» **SET PROBLEM**
Report how many lines of the entries below contain the word "Pohjanmaa", and nothing more.

» **DATASET RECORDS**

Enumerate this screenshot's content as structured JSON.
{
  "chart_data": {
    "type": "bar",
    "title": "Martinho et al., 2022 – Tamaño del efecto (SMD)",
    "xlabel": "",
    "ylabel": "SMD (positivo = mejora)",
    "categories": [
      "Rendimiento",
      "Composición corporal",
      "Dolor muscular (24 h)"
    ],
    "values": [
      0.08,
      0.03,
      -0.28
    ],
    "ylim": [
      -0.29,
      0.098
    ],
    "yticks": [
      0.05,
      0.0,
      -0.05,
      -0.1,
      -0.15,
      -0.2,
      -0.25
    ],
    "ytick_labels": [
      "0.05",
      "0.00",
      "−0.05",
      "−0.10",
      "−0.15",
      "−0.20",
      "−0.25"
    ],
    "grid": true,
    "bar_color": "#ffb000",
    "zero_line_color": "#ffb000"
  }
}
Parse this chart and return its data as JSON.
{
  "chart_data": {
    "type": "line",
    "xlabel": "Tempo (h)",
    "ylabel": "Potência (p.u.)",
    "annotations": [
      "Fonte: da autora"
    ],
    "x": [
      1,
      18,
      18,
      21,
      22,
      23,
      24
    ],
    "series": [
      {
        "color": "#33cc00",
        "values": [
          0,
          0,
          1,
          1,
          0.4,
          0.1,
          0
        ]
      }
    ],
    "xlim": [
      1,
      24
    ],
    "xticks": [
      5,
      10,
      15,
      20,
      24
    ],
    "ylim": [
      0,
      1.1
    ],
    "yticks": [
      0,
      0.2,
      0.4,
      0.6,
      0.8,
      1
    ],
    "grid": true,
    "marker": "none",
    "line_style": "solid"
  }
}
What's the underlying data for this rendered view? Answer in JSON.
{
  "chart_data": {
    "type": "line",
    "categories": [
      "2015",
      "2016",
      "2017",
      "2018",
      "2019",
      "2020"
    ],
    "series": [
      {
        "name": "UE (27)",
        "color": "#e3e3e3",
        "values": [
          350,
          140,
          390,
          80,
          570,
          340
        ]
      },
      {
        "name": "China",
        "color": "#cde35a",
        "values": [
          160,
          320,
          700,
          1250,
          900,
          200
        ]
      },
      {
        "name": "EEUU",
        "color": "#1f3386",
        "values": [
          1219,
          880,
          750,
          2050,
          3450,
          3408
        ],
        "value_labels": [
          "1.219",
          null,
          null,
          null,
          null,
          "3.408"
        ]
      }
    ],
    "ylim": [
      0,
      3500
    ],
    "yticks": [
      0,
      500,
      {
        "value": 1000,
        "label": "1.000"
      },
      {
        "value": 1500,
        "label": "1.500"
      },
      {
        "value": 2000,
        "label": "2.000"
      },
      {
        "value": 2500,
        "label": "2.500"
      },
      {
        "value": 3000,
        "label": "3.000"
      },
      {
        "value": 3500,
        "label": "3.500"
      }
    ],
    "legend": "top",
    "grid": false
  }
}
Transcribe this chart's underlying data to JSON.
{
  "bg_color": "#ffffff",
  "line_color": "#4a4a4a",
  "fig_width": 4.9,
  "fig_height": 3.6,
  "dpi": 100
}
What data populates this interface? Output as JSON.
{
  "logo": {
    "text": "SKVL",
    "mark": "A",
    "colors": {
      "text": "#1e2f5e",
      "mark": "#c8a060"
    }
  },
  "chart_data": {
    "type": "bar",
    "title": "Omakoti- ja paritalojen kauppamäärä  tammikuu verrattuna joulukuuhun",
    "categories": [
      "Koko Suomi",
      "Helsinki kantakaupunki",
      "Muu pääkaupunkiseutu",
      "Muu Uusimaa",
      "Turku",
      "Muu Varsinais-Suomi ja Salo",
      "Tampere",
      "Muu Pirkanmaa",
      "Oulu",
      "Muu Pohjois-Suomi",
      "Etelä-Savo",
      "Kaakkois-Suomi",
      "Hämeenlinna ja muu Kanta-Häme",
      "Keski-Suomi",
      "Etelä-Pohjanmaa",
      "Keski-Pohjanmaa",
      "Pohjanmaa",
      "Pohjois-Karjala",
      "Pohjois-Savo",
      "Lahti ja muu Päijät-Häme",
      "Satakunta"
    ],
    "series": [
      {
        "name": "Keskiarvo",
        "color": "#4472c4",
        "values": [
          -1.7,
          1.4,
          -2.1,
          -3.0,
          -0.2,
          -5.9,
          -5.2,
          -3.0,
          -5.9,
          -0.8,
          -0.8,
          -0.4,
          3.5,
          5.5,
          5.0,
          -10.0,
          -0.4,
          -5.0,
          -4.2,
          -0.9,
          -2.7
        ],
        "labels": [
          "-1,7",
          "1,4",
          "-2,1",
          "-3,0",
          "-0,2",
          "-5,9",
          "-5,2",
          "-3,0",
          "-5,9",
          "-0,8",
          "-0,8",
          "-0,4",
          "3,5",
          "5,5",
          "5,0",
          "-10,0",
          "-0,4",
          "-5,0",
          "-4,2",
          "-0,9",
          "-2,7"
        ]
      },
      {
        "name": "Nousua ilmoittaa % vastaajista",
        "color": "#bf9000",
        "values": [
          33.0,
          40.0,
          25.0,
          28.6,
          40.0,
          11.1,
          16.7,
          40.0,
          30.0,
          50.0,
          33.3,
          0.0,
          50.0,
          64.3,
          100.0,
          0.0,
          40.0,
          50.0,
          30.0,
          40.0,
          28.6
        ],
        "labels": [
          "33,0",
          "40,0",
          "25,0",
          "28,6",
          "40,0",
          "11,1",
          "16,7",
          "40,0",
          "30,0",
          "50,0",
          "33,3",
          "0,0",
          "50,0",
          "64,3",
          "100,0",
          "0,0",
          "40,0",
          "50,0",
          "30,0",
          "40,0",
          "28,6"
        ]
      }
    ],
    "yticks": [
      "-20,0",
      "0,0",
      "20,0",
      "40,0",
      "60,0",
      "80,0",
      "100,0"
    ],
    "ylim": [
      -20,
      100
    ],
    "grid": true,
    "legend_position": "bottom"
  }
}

» **RESULT FOR THIS EXERCISE**
3